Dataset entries
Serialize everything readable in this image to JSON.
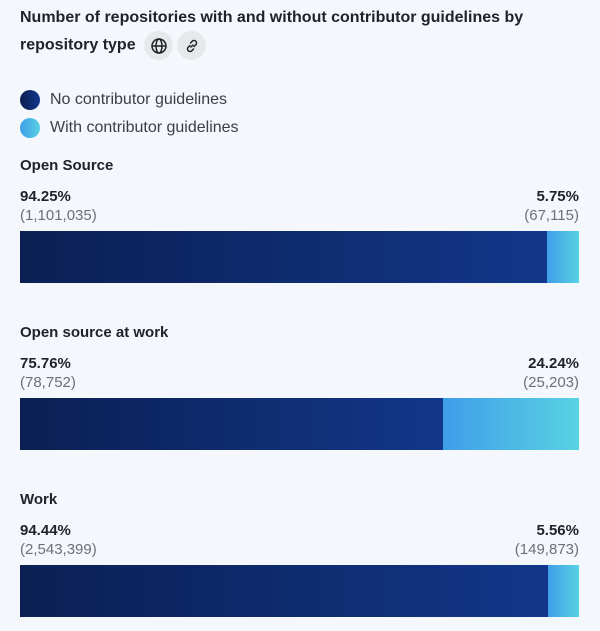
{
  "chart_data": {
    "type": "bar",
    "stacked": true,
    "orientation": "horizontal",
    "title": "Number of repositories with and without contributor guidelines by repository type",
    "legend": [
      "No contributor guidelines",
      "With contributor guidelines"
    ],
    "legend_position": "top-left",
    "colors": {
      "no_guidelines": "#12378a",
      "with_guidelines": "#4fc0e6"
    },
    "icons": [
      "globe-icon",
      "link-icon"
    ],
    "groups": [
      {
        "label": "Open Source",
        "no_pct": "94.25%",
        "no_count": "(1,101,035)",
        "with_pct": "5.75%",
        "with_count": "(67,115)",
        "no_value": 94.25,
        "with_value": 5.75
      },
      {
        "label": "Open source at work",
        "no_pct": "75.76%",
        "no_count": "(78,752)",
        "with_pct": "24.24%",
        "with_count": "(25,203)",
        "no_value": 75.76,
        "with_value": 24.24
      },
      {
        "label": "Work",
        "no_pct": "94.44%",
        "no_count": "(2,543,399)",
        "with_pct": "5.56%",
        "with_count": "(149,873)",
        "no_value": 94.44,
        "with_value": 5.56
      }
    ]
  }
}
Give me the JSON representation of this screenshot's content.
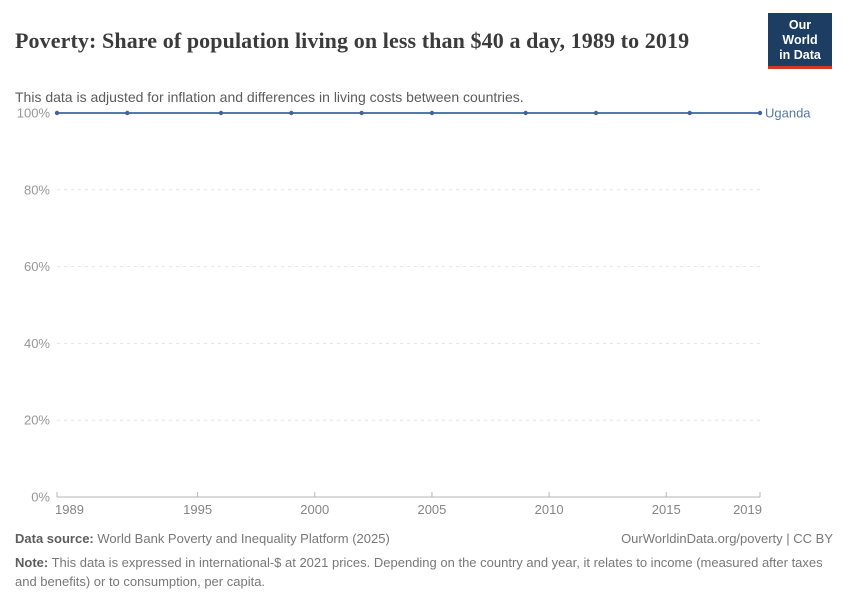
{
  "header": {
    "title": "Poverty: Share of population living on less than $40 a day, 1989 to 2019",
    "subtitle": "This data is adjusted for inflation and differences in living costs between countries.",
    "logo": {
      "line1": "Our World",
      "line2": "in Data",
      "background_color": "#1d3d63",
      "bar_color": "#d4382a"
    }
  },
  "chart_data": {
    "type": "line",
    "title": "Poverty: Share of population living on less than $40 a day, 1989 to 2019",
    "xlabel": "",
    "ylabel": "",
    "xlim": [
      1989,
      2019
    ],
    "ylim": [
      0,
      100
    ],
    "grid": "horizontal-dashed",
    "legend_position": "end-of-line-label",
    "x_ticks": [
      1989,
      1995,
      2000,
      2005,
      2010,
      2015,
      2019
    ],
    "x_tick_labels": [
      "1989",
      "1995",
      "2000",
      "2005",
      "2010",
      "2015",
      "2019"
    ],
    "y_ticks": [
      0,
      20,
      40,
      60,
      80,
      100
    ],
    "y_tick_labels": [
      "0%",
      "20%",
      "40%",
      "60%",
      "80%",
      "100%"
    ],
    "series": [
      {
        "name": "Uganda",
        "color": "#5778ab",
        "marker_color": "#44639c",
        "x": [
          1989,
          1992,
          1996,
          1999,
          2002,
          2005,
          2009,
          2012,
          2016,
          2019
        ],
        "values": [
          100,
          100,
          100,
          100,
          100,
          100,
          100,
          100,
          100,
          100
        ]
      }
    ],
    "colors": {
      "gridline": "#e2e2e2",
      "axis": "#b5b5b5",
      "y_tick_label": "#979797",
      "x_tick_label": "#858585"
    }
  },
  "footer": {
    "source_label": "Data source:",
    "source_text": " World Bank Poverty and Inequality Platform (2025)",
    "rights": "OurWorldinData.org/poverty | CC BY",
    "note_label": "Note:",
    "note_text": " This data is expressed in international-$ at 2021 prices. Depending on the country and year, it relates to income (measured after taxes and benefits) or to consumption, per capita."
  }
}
* * *
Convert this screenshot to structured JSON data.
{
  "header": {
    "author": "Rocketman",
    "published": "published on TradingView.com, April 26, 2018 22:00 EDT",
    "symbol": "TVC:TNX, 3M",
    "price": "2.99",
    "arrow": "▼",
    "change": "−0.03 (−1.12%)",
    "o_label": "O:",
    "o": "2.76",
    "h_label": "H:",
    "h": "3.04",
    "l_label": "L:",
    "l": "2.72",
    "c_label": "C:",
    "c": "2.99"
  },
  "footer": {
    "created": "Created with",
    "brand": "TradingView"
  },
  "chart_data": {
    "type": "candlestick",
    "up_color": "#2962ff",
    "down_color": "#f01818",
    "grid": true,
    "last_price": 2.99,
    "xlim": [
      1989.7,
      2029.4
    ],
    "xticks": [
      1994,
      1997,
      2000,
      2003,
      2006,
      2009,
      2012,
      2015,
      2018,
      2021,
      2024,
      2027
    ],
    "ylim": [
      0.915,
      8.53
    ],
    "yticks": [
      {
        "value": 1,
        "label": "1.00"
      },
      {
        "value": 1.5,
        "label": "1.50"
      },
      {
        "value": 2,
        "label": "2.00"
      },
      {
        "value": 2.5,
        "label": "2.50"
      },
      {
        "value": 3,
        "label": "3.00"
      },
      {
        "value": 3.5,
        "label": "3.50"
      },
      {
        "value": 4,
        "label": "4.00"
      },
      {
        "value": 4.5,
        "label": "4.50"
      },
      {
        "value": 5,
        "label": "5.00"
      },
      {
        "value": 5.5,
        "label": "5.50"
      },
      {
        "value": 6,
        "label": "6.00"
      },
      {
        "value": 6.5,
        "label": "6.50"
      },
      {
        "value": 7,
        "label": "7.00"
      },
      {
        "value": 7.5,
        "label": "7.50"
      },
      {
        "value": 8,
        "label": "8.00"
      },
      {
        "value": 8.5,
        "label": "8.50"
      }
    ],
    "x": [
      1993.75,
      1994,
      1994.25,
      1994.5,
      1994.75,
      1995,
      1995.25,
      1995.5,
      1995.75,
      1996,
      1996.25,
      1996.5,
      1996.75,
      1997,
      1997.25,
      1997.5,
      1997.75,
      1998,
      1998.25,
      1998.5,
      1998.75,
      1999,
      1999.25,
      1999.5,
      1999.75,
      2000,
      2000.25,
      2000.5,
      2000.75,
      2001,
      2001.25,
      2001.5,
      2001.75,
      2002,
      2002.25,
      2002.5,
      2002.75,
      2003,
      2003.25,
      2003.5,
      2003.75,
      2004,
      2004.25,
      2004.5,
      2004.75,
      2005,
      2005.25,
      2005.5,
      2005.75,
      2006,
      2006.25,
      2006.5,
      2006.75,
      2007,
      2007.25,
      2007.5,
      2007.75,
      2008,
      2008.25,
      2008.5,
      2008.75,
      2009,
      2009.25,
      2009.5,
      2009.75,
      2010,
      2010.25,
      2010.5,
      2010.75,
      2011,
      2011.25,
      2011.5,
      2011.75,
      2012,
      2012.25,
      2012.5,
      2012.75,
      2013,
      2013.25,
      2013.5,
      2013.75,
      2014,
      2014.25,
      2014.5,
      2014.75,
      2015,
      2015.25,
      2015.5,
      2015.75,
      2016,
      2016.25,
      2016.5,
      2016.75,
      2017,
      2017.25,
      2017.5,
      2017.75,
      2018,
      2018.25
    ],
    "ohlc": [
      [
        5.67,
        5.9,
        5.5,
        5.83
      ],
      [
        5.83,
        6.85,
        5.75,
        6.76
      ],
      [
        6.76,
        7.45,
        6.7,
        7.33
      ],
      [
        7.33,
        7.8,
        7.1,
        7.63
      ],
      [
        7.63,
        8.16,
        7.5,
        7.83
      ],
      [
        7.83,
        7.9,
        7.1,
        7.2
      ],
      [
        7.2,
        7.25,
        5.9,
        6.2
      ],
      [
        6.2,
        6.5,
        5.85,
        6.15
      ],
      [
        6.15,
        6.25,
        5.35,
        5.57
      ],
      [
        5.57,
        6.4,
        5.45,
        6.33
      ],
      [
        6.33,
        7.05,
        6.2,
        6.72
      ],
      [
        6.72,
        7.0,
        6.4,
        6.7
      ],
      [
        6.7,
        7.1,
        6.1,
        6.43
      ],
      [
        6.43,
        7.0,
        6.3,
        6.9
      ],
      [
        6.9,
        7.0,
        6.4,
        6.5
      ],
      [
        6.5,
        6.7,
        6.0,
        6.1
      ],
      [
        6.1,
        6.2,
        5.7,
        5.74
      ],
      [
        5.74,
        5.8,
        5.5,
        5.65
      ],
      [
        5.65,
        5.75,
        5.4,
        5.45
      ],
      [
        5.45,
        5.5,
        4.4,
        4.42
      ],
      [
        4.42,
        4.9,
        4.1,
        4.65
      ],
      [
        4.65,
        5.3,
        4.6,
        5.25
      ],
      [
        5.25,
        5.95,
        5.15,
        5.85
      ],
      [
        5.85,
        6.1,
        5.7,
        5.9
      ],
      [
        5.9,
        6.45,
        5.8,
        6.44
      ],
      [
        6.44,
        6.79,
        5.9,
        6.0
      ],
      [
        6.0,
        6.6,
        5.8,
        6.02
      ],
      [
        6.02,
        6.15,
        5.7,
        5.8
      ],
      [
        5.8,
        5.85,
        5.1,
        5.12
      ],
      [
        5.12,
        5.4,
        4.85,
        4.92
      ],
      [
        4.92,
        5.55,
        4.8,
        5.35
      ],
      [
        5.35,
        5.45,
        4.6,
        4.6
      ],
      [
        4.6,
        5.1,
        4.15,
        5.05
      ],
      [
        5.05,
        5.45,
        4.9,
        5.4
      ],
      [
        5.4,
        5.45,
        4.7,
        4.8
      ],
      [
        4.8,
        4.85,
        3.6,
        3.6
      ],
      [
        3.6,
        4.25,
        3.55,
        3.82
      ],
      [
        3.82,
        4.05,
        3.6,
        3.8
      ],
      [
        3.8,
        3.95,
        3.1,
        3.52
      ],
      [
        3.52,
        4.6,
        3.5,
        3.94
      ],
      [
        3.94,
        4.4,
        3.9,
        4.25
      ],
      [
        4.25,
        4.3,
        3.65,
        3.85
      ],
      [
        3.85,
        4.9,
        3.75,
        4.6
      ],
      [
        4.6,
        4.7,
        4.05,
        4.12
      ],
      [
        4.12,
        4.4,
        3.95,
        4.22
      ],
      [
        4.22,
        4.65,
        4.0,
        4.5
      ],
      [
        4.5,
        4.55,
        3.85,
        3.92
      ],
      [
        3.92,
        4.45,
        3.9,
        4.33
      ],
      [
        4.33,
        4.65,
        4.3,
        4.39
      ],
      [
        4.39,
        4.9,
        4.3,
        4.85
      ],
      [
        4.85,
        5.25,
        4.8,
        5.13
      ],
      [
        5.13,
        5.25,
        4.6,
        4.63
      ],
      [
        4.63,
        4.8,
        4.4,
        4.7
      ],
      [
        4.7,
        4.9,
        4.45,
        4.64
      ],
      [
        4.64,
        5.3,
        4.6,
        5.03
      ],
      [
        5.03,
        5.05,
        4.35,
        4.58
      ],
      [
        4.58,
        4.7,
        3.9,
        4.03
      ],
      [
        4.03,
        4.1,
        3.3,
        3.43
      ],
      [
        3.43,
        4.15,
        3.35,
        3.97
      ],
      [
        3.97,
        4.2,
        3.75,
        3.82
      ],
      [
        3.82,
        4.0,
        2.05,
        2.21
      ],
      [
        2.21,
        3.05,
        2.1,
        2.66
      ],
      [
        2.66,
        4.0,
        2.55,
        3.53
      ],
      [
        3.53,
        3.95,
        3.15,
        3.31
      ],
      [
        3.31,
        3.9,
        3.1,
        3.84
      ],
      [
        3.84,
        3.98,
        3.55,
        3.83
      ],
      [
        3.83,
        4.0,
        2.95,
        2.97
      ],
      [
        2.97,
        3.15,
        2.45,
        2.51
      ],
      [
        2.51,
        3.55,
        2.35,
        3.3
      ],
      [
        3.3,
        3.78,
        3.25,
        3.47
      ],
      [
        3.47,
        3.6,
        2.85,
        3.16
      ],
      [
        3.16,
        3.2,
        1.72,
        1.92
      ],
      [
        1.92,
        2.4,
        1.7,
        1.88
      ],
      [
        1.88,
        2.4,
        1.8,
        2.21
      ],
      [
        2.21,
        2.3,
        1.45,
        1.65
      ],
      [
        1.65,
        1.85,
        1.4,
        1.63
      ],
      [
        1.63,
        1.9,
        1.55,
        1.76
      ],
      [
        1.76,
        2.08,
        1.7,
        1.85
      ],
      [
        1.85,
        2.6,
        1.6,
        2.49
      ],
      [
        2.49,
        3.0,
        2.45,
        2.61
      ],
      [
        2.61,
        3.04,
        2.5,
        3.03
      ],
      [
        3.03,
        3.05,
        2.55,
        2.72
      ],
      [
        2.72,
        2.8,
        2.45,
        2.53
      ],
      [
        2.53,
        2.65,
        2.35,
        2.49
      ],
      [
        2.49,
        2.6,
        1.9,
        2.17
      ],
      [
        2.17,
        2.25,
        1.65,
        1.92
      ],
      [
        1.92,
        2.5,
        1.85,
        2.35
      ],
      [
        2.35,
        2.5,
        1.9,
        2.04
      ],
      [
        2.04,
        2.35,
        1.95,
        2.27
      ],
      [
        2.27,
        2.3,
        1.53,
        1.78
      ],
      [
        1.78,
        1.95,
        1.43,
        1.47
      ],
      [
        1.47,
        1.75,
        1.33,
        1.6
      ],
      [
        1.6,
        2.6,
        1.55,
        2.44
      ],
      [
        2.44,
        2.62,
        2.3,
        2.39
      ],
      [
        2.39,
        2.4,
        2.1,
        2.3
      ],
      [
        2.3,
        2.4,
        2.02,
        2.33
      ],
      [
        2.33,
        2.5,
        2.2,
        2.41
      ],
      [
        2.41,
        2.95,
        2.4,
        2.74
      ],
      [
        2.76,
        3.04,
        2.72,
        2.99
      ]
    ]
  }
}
--
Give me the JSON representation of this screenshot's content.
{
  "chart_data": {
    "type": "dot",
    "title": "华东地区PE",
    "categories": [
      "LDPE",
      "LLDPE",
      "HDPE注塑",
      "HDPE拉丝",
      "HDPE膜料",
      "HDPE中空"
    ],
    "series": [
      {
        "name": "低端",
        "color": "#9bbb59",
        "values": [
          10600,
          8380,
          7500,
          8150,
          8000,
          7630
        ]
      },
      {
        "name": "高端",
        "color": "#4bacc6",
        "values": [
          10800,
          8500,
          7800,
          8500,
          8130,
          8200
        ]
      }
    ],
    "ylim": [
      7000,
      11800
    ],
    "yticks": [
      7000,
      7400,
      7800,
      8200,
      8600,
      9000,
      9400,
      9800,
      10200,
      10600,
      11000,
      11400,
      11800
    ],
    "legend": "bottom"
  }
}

Problem statement
Of the lines in the entries above, how many include "TradingView"? Only the number should be given.

Answer to this problem
2